### TO BE DONE
Determine the number of lines that contain the word "document", then state that number and nothing more.

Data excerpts
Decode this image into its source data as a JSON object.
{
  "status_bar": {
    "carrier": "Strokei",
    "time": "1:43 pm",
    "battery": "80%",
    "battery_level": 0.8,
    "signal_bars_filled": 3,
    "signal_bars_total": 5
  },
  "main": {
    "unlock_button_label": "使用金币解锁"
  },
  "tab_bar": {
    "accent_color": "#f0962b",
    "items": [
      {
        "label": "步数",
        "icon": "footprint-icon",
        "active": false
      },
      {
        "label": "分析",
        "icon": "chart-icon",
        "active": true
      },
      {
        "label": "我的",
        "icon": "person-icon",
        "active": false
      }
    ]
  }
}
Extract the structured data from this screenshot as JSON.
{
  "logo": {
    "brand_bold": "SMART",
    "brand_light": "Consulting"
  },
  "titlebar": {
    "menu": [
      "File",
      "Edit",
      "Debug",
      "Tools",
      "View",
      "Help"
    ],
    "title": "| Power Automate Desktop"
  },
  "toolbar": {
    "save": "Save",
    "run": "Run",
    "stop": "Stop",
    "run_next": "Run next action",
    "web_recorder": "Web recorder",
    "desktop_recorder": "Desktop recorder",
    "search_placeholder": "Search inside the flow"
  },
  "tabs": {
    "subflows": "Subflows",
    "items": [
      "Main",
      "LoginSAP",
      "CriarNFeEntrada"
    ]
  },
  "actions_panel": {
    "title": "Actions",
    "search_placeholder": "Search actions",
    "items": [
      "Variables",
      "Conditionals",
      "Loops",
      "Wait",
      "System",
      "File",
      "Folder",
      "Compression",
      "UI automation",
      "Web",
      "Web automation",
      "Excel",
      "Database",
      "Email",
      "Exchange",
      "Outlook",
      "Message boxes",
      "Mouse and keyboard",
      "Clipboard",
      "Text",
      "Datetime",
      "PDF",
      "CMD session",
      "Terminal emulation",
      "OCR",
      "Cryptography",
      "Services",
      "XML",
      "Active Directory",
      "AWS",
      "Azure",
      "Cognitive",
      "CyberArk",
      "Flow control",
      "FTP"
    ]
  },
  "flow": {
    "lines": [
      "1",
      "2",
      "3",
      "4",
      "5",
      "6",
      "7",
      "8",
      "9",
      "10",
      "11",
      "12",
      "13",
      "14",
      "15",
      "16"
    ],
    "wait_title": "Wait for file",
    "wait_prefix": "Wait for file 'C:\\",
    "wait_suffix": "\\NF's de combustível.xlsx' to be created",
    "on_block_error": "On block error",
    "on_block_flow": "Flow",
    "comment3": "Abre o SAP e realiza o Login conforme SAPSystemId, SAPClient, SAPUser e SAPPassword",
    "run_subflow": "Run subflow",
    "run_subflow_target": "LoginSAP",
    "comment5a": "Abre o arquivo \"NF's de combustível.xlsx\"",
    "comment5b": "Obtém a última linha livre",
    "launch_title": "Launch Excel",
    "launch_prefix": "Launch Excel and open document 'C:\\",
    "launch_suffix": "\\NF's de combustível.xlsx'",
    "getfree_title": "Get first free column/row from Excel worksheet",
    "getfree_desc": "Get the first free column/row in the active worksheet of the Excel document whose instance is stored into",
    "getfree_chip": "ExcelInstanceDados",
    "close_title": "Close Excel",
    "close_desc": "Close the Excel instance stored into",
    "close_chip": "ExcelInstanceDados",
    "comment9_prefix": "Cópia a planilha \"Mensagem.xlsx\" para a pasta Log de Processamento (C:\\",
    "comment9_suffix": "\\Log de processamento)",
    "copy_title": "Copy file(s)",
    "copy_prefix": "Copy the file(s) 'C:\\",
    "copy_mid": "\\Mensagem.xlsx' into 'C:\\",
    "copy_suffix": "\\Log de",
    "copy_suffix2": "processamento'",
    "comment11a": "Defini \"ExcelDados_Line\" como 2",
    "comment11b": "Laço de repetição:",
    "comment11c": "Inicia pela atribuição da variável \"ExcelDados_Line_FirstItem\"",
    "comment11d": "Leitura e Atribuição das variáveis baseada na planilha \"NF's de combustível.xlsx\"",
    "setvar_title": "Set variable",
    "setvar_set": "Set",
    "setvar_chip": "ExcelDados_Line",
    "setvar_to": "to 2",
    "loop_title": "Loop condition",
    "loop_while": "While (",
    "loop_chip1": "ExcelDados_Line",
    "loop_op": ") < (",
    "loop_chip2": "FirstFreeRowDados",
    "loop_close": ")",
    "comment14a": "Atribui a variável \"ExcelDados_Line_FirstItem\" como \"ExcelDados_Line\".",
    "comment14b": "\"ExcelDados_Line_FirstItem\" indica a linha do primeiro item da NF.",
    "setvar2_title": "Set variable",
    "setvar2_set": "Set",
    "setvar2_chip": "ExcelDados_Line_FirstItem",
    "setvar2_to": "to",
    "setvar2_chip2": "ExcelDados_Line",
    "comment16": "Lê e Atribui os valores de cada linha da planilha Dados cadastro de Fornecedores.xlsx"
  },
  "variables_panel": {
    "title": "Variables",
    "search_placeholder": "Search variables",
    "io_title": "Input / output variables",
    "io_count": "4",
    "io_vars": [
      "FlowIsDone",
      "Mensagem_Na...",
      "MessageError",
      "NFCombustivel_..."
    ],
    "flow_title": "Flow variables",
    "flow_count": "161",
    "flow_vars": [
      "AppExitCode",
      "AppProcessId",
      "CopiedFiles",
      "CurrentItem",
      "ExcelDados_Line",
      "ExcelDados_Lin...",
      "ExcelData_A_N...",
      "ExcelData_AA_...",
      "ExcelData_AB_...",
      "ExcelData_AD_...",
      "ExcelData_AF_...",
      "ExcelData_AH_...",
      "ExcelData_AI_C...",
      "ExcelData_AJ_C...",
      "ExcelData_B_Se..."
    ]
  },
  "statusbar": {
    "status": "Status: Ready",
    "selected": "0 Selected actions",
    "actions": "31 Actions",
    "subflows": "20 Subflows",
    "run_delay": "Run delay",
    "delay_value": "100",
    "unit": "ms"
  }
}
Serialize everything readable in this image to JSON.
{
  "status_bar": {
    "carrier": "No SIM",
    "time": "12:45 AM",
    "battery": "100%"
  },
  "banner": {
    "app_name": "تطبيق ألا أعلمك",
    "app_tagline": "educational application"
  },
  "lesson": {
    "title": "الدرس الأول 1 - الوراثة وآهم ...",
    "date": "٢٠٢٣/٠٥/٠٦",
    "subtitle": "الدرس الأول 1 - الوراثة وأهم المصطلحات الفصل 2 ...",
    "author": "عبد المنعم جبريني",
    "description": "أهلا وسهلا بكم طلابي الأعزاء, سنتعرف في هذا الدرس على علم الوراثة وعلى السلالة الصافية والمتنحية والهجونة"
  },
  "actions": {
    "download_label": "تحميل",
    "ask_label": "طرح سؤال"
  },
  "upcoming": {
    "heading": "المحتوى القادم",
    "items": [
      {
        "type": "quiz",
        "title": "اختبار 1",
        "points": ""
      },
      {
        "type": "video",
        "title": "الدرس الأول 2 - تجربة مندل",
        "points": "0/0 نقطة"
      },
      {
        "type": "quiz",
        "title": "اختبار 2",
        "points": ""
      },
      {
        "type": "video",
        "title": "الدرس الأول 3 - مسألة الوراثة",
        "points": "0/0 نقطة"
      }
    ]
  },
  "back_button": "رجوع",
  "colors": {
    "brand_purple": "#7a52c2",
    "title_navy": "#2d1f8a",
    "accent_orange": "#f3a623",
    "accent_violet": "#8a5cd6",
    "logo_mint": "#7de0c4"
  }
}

### ANSWER TO THIS EXERCISE
2